Exercise directions:
Copy out the data below verbatim.

Information provided:
╔══
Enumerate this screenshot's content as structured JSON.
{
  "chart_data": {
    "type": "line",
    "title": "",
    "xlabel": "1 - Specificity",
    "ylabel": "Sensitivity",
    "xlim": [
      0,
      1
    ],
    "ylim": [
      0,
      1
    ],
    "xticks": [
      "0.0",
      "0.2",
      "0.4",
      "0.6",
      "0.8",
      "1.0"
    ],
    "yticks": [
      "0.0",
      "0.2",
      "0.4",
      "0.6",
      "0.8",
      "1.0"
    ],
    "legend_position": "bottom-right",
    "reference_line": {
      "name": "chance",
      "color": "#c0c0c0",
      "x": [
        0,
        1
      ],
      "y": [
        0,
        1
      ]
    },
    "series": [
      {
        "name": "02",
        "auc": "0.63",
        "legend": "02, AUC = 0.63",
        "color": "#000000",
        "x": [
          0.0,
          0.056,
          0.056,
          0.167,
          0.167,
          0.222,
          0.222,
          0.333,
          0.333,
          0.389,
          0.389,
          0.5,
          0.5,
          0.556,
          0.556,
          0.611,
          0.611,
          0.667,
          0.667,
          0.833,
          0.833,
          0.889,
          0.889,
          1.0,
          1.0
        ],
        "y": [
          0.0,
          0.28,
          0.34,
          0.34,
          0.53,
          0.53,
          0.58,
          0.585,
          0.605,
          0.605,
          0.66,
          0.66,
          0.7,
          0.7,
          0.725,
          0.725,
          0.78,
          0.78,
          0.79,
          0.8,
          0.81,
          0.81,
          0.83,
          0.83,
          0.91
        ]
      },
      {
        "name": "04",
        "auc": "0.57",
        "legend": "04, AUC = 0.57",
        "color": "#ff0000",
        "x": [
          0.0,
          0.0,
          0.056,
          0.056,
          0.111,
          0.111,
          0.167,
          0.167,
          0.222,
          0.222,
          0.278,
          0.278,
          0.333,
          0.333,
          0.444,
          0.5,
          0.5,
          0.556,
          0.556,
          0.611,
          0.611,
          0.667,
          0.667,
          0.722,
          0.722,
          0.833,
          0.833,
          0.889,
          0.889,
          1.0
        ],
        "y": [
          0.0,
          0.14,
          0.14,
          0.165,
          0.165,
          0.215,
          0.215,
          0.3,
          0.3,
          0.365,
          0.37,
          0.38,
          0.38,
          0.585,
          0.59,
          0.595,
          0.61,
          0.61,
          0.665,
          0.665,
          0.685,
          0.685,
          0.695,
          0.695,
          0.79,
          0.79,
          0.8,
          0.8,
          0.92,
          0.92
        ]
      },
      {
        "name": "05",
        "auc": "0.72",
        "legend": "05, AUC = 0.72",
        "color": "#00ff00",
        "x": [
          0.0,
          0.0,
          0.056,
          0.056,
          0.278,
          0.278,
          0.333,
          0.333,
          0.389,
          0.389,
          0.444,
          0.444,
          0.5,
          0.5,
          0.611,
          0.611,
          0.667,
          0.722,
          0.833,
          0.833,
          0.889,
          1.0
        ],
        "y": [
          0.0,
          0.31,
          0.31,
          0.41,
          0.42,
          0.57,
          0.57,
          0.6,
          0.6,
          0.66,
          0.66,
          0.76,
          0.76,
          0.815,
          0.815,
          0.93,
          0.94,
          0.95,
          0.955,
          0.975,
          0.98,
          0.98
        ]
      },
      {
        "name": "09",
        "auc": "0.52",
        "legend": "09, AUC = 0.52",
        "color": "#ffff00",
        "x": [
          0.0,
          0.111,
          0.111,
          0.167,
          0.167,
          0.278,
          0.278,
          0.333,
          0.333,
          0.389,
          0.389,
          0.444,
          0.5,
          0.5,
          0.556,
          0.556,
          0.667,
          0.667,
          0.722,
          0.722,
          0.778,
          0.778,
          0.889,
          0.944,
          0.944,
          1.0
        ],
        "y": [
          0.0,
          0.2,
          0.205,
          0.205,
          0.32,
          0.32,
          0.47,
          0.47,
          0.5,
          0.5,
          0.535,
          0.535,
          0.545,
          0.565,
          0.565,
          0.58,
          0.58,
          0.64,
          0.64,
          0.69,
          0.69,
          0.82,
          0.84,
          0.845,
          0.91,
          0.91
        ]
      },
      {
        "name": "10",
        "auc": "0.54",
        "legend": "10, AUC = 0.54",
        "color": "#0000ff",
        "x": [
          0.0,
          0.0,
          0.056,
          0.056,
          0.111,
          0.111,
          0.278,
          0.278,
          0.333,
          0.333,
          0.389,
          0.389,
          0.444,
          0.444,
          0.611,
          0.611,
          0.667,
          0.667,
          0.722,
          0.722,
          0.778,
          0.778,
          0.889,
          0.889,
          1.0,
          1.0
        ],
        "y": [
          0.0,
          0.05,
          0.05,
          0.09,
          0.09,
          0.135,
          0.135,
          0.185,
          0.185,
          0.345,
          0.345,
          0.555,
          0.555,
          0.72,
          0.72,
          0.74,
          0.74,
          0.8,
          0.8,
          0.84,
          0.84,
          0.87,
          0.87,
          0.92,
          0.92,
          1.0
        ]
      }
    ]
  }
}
╚══
Expected answer:
Enumerate this screenshot's content as structured JSON.
{
  "chart_data": {
    "type": "line",
    "title": "",
    "xlabel": "1 - Specificity",
    "ylabel": "Sensitivity",
    "xlim": [
      0,
      1
    ],
    "ylim": [
      0,
      1
    ],
    "xticks": [
      "0.0",
      "0.2",
      "0.4",
      "0.6",
      "0.8",
      "1.0"
    ],
    "yticks": [
      "0.0",
      "0.2",
      "0.4",
      "0.6",
      "0.8",
      "1.0"
    ],
    "legend_position": "bottom-right",
    "reference_line": {
      "name": "chance",
      "color": "#c0c0c0",
      "x": [
        0,
        1
      ],
      "y": [
        0,
        1
      ]
    },
    "series": [
      {
        "name": "02",
        "auc": "0.63",
        "legend": "02, AUC = 0.63",
        "color": "#000000",
        "x": [
          0.0,
          0.056,
          0.056,
          0.167,
          0.167,
          0.222,
          0.222,
          0.333,
          0.333,
          0.389,
          0.389,
          0.5,
          0.5,
          0.556,
          0.556,
          0.611,
          0.611,
          0.667,
          0.667,
          0.833,
          0.833,
          0.889,
          0.889,
          1.0,
          1.0
        ],
        "y": [
          0.0,
          0.28,
          0.34,
          0.34,
          0.53,
          0.53,
          0.58,
          0.585,
          0.605,
          0.605,
          0.66,
          0.66,
          0.7,
          0.7,
          0.725,
          0.725,
          0.78,
          0.78,
          0.79,
          0.8,
          0.81,
          0.81,
          0.83,
          0.83,
          0.91
        ]
      },
      {
        "name": "04",
        "auc": "0.57",
        "legend": "04, AUC = 0.57",
        "color": "#ff0000",
        "x": [
          0.0,
          0.0,
          0.056,
          0.056,
          0.111,
          0.111,
          0.167,
          0.167,
          0.222,
          0.222,
          0.278,
          0.278,
          0.333,
          0.333,
          0.444,
          0.5,
          0.5,
          0.556,
          0.556,
          0.611,
          0.611,
          0.667,
          0.667,
          0.722,
          0.722,
          0.833,
          0.833,
          0.889,
          0.889,
          1.0
        ],
        "y": [
          0.0,
          0.14,
          0.14,
          0.165,
          0.165,
          0.215,
          0.215,
          0.3,
          0.3,
          0.365,
          0.37,
          0.38,
          0.38,
          0.585,
          0.59,
          0.595,
          0.61,
          0.61,
          0.665,
          0.665,
          0.685,
          0.685,
          0.695,
          0.695,
          0.79,
          0.79,
          0.8,
          0.8,
          0.92,
          0.92
        ]
      },
      {
        "name": "05",
        "auc": "0.72",
        "legend": "05, AUC = 0.72",
        "color": "#00ff00",
        "x": [
          0.0,
          0.0,
          0.056,
          0.056,
          0.278,
          0.278,
          0.333,
          0.333,
          0.389,
          0.389,
          0.444,
          0.444,
          0.5,
          0.5,
          0.611,
          0.611,
          0.667,
          0.722,
          0.833,
          0.833,
          0.889,
          1.0
        ],
        "y": [
          0.0,
          0.31,
          0.31,
          0.41,
          0.42,
          0.57,
          0.57,
          0.6,
          0.6,
          0.66,
          0.66,
          0.76,
          0.76,
          0.815,
          0.815,
          0.93,
          0.94,
          0.95,
          0.955,
          0.975,
          0.98,
          0.98
        ]
      },
      {
        "name": "09",
        "auc": "0.52",
        "legend": "09, AUC = 0.52",
        "color": "#ffff00",
        "x": [
          0.0,
          0.111,
          0.111,
          0.167,
          0.167,
          0.278,
          0.278,
          0.333,
          0.333,
          0.389,
          0.389,
          0.444,
          0.5,
          0.5,
          0.556,
          0.556,
          0.667,
          0.667,
          0.722,
          0.722,
          0.778,
          0.778,
          0.889,
          0.944,
          0.944,
          1.0
        ],
        "y": [
          0.0,
          0.2,
          0.205,
          0.205,
          0.32,
          0.32,
          0.47,
          0.47,
          0.5,
          0.5,
          0.535,
          0.535,
          0.545,
          0.565,
          0.565,
          0.58,
          0.58,
          0.64,
          0.64,
          0.69,
          0.69,
          0.82,
          0.84,
          0.845,
          0.91,
          0.91
        ]
      },
      {
        "name": "10",
        "auc": "0.54",
        "legend": "10, AUC = 0.54",
        "color": "#0000ff",
        "x": [
          0.0,
          0.0,
          0.056,
          0.056,
          0.111,
          0.111,
          0.278,
          0.278,
          0.333,
          0.333,
          0.389,
          0.389,
          0.444,
          0.444,
          0.611,
          0.611,
          0.667,
          0.667,
          0.722,
          0.722,
          0.778,
          0.778,
          0.889,
          0.889,
          1.0,
          1.0
        ],
        "y": [
          0.0,
          0.05,
          0.05,
          0.09,
          0.09,
          0.135,
          0.135,
          0.185,
          0.185,
          0.345,
          0.345,
          0.555,
          0.555,
          0.72,
          0.72,
          0.74,
          0.74,
          0.8,
          0.8,
          0.84,
          0.84,
          0.87,
          0.87,
          0.92,
          0.92,
          1.0
        ]
      }
    ]
  }
}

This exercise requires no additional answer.